-- BEGIN EXTRACTED ENTRIES --

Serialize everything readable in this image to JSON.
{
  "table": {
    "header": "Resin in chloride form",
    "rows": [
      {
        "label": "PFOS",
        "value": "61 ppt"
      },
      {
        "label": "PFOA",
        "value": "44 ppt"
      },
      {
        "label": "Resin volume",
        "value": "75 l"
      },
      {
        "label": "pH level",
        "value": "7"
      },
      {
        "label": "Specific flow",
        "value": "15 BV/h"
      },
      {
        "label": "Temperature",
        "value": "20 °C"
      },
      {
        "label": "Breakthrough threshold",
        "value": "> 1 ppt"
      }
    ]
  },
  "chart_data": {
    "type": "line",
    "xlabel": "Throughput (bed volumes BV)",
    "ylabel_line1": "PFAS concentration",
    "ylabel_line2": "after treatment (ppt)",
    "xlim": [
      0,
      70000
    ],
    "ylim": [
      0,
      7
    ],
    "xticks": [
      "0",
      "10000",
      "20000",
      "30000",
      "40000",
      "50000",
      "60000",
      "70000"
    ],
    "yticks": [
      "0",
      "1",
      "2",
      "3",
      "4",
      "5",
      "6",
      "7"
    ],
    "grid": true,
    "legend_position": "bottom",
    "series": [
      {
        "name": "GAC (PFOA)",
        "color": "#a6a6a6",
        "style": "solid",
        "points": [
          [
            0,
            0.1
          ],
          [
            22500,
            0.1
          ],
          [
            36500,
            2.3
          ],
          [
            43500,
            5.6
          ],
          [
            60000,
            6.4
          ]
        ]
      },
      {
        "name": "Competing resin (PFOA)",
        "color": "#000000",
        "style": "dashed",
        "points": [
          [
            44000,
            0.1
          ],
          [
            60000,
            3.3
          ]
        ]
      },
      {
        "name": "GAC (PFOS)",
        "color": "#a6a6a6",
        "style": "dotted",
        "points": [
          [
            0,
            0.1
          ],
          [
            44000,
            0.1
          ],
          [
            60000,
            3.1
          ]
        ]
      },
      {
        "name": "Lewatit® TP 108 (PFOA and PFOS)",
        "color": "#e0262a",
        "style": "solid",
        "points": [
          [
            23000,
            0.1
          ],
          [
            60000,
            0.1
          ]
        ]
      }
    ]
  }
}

-- END EXTRACTED ENTRIES --

*TASK DIRECTIONS*: Write out the full listing exactly as given.

*FULL RESPONSE*:
Serialize everything readable in this image to JSON.
{
  "table": {
    "header": "Resin in chloride form",
    "rows": [
      {
        "label": "PFOS",
        "value": "61 ppt"
      },
      {
        "label": "PFOA",
        "value": "44 ppt"
      },
      {
        "label": "Resin volume",
        "value": "75 l"
      },
      {
        "label": "pH level",
        "value": "7"
      },
      {
        "label": "Specific flow",
        "value": "15 BV/h"
      },
      {
        "label": "Temperature",
        "value": "20 °C"
      },
      {
        "label": "Breakthrough threshold",
        "value": "> 1 ppt"
      }
    ]
  },
  "chart_data": {
    "type": "line",
    "xlabel": "Throughput (bed volumes BV)",
    "ylabel_line1": "PFAS concentration",
    "ylabel_line2": "after treatment (ppt)",
    "xlim": [
      0,
      70000
    ],
    "ylim": [
      0,
      7
    ],
    "xticks": [
      "0",
      "10000",
      "20000",
      "30000",
      "40000",
      "50000",
      "60000",
      "70000"
    ],
    "yticks": [
      "0",
      "1",
      "2",
      "3",
      "4",
      "5",
      "6",
      "7"
    ],
    "grid": true,
    "legend_position": "bottom",
    "series": [
      {
        "name": "GAC (PFOA)",
        "color": "#a6a6a6",
        "style": "solid",
        "points": [
          [
            0,
            0.1
          ],
          [
            22500,
            0.1
          ],
          [
            36500,
            2.3
          ],
          [
            43500,
            5.6
          ],
          [
            60000,
            6.4
          ]
        ]
      },
      {
        "name": "Competing resin (PFOA)",
        "color": "#000000",
        "style": "dashed",
        "points": [
          [
            44000,
            0.1
          ],
          [
            60000,
            3.3
          ]
        ]
      },
      {
        "name": "GAC (PFOS)",
        "color": "#a6a6a6",
        "style": "dotted",
        "points": [
          [
            0,
            0.1
          ],
          [
            44000,
            0.1
          ],
          [
            60000,
            3.1
          ]
        ]
      },
      {
        "name": "Lewatit® TP 108 (PFOA and PFOS)",
        "color": "#e0262a",
        "style": "solid",
        "points": [
          [
            23000,
            0.1
          ],
          [
            60000,
            0.1
          ]
        ]
      }
    ]
  }
}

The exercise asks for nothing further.